Task statement:
Please output the lines running from the start of the records through the one containing "130, 265, 182]", that line included, as a JSON list of strings with one string per line and blank lines omitted.

Available data:
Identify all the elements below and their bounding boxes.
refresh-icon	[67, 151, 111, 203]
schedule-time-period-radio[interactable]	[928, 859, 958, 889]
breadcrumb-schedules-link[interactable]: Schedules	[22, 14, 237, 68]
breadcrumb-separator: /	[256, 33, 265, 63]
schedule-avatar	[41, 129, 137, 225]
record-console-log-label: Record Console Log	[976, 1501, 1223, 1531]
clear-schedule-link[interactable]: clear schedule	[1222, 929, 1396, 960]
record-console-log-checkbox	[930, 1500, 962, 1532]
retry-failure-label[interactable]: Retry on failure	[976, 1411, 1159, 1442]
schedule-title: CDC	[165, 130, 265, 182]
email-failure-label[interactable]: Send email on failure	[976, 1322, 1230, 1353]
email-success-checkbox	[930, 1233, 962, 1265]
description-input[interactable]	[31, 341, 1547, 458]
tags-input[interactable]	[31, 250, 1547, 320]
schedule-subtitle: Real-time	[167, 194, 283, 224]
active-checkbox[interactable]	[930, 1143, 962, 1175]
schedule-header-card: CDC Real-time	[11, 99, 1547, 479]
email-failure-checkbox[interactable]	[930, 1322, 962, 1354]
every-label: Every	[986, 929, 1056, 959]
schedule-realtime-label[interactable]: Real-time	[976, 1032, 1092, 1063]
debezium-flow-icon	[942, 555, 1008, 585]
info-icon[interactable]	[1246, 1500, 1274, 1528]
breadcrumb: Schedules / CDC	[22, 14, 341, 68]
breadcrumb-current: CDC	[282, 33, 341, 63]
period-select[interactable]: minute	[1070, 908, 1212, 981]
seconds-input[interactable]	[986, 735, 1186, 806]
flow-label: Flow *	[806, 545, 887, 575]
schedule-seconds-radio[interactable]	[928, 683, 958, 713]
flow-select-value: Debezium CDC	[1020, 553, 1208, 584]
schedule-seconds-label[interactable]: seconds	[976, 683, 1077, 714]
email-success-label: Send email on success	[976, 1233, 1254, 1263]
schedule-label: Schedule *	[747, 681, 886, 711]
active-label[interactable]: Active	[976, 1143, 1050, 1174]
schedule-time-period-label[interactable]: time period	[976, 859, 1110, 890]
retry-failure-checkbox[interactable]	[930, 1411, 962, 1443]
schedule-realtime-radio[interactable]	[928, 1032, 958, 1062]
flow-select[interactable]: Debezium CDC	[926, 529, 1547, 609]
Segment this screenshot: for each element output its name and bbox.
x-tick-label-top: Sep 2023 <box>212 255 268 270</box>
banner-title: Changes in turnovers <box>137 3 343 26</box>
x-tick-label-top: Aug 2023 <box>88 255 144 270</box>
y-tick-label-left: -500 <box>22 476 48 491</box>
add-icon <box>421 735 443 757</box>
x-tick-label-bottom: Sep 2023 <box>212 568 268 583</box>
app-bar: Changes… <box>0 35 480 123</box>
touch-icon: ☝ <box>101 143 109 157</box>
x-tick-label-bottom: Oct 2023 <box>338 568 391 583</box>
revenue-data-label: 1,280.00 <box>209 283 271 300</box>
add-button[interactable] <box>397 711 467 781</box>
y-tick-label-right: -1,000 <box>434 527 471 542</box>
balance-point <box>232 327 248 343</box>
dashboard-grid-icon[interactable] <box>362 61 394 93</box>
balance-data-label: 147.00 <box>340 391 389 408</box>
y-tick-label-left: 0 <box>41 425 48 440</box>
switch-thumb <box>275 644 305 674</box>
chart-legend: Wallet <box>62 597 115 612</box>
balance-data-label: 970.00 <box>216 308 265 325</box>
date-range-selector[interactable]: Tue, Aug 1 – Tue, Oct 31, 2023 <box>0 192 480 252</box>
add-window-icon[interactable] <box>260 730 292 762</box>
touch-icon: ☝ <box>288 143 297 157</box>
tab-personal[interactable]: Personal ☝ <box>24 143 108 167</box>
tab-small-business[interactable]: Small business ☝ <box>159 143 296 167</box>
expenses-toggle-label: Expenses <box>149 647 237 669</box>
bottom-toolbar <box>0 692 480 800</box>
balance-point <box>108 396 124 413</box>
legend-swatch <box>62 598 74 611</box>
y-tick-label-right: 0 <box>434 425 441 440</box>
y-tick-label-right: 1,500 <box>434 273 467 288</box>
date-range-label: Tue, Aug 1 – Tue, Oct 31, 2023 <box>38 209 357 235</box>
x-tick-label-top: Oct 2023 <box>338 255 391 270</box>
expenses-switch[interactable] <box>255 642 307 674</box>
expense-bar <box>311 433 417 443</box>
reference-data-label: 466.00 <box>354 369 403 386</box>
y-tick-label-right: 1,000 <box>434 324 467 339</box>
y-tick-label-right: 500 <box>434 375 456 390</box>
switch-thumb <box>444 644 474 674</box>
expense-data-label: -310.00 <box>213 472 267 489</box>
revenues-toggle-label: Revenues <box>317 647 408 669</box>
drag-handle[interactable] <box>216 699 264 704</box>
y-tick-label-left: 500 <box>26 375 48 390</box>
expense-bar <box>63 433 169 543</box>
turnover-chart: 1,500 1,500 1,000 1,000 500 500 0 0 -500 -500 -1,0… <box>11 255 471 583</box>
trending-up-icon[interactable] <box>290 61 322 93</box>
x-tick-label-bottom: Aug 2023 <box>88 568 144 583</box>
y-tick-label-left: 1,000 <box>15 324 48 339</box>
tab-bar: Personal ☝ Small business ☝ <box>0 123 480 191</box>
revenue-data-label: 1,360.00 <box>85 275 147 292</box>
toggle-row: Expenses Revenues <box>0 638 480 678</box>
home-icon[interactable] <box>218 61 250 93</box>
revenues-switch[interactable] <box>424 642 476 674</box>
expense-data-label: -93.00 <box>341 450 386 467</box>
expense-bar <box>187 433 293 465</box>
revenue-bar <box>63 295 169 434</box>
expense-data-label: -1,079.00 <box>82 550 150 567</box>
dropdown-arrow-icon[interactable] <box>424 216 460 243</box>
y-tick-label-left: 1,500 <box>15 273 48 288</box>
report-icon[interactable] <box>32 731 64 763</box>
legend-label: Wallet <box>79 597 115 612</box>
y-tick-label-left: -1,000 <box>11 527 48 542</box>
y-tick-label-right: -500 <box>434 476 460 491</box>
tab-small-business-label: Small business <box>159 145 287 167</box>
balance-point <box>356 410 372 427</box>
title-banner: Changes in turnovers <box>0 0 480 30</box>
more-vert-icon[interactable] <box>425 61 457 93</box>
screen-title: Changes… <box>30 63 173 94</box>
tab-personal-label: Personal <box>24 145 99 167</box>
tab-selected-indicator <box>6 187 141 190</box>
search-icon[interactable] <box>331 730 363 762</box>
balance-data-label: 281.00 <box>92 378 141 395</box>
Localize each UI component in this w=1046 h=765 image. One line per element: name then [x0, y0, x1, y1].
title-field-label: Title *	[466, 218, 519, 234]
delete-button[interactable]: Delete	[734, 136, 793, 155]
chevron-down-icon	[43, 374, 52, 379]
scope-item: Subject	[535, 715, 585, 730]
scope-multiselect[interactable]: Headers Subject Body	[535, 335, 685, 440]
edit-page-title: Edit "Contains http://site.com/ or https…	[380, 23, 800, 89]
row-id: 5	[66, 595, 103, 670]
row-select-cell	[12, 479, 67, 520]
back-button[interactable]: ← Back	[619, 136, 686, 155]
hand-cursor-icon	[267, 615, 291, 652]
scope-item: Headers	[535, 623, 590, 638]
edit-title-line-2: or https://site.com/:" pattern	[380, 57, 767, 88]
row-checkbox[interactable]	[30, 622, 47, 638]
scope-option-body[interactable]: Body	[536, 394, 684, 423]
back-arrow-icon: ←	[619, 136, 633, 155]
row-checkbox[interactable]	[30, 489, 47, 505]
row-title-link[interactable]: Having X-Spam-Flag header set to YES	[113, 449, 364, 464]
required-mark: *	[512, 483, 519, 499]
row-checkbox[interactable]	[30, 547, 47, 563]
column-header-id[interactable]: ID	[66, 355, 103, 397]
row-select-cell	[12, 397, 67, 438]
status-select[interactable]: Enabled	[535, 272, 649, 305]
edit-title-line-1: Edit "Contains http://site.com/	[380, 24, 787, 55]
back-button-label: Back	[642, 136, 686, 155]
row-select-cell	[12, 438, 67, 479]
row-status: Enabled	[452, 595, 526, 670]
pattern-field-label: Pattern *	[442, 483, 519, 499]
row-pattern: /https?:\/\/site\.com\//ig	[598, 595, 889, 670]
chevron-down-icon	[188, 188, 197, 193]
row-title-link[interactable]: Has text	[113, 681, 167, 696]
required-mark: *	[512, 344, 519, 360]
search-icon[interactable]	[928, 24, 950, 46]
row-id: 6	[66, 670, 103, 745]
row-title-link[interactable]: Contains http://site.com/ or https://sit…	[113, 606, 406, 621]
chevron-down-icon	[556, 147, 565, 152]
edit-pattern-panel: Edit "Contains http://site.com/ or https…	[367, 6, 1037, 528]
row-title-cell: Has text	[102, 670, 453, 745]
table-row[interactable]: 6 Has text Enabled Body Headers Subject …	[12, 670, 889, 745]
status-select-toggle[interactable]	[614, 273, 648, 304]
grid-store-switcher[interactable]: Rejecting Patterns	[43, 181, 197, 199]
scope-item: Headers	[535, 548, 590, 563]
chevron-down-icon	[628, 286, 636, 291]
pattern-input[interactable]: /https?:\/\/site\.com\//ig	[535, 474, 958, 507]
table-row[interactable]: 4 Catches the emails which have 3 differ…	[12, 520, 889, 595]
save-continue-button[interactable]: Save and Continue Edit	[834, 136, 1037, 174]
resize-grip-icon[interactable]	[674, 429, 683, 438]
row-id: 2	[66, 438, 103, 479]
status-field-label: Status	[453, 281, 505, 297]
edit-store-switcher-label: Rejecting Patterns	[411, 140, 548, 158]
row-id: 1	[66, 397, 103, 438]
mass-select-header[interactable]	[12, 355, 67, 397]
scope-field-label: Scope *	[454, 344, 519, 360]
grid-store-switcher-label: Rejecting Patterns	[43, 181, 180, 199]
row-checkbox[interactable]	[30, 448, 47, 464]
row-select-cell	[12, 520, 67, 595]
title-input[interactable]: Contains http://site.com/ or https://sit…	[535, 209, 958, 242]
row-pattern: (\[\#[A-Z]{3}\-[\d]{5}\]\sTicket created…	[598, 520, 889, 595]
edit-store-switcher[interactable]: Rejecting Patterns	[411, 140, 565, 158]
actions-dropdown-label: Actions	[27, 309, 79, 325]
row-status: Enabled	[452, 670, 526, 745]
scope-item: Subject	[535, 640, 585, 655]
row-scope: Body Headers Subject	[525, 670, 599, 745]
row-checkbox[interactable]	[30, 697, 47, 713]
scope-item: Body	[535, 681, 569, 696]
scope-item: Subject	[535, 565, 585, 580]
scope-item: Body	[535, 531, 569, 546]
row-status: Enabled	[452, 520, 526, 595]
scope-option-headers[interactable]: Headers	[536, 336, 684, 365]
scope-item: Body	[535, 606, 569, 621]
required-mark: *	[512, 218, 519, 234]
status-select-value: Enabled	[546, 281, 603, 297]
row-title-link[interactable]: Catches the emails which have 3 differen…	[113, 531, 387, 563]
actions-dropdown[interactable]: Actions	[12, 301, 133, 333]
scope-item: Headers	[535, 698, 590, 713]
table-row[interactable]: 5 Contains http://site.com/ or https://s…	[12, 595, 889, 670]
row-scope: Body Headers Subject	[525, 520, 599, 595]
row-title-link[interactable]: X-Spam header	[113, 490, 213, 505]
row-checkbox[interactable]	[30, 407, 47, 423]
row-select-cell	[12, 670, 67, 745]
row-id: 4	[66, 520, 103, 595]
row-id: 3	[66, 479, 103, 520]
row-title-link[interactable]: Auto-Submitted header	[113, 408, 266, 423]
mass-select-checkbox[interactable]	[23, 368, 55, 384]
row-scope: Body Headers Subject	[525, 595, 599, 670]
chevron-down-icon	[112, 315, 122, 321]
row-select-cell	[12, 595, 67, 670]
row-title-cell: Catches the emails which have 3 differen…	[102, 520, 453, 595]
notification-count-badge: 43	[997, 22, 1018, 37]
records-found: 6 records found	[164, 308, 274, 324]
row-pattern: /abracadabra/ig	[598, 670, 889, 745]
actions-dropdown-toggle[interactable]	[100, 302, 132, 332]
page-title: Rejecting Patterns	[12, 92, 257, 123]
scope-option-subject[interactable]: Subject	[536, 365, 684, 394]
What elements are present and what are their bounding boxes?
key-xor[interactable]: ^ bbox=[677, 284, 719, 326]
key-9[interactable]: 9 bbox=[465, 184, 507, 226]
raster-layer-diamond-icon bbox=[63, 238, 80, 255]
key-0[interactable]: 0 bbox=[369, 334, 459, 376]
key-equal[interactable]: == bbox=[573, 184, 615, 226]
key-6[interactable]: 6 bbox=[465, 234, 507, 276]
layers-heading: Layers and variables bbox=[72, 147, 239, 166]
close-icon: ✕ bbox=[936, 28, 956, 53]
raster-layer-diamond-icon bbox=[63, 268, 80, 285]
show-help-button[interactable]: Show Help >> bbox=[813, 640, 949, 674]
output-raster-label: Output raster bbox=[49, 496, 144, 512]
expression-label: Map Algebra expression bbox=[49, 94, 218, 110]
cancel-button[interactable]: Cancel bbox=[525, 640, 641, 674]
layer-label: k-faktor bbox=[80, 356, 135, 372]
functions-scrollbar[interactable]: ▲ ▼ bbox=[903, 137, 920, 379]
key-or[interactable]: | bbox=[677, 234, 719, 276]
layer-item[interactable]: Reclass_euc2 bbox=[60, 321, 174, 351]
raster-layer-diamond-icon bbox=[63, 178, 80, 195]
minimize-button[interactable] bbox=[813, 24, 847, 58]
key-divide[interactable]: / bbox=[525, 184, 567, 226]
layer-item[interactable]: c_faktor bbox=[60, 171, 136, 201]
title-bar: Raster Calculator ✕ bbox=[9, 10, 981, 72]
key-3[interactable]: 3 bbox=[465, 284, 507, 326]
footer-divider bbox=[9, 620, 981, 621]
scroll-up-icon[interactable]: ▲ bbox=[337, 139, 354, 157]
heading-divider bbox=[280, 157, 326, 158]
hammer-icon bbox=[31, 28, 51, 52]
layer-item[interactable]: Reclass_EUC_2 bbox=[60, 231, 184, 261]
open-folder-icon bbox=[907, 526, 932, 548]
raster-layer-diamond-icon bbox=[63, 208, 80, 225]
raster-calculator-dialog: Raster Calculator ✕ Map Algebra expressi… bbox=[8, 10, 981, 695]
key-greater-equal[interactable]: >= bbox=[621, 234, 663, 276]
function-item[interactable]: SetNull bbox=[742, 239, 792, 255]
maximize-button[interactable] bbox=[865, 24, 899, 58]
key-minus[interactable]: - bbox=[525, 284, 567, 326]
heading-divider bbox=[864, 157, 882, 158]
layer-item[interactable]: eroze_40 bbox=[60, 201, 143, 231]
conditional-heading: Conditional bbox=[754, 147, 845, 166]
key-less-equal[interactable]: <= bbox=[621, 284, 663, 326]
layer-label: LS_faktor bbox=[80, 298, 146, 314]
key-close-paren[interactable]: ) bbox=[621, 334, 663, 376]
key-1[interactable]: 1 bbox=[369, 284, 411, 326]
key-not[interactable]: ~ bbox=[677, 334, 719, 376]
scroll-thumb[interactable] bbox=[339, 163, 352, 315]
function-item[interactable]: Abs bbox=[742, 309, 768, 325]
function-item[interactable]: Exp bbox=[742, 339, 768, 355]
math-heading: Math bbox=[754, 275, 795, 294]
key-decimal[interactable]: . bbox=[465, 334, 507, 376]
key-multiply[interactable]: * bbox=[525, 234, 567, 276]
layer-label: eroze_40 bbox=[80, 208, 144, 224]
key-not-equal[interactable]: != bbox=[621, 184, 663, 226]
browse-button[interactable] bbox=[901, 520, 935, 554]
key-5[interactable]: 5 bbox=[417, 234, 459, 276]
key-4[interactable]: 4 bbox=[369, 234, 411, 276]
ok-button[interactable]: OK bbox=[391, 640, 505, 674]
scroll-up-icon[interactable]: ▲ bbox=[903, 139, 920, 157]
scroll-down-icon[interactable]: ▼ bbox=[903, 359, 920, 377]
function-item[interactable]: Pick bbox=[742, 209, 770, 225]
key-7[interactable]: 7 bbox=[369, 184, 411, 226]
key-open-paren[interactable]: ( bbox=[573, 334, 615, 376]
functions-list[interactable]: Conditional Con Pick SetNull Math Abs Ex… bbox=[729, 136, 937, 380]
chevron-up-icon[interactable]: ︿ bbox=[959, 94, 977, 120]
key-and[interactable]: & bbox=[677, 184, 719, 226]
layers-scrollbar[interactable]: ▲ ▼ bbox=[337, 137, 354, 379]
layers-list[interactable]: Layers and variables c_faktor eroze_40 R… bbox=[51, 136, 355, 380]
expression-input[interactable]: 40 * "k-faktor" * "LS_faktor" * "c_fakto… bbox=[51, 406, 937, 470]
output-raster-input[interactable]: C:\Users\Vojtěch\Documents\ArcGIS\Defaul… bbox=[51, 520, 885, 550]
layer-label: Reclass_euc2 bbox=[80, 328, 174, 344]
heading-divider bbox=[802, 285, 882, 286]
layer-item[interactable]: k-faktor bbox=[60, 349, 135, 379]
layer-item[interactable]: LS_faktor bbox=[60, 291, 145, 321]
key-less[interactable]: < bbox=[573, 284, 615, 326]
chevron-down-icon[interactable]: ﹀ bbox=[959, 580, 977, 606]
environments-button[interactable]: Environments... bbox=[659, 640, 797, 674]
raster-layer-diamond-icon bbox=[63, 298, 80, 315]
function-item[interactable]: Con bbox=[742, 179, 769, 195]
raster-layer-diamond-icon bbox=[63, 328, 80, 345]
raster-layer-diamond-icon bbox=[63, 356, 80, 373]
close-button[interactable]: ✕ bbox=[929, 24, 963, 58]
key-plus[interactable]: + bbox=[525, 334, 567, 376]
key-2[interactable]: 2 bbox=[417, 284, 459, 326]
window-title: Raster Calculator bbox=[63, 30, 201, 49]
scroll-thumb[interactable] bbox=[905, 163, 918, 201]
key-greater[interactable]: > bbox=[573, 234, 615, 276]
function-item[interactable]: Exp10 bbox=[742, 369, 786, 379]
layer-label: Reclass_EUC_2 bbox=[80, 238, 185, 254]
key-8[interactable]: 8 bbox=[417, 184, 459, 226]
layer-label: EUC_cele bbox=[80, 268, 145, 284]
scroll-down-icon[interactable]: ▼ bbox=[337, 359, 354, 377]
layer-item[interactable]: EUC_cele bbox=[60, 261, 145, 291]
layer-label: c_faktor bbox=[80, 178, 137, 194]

Result below:
[
  "Identify all the elements below and their bounding boxes.",
  "refresh-icon\t[67, 151, 111, 203]",
  "schedule-time-period-radio[interactable]\t[928, 859, 958, 889]",
  "breadcrumb-schedules-link[interactable]: Schedules\t[22, 14, 237, 68]",
  "breadcrumb-separator: /\t[256, 33, 265, 63]",
  "schedule-avatar\t[41, 129, 137, 225]",
  "record-console-log-label: Record Console Log\t[976, 1501, 1223, 1531]",
  "clear-schedule-link[interactable]: clear schedule\t[1222, 929, 1396, 960]",
  "record-console-log-checkbox\t[930, 1500, 962, 1532]",
  "retry-failure-label[interactable]: Retry on failure\t[976, 1411, 1159, 1442]",
  "schedule-title: CDC\t[165, 130, 265, 182]"
]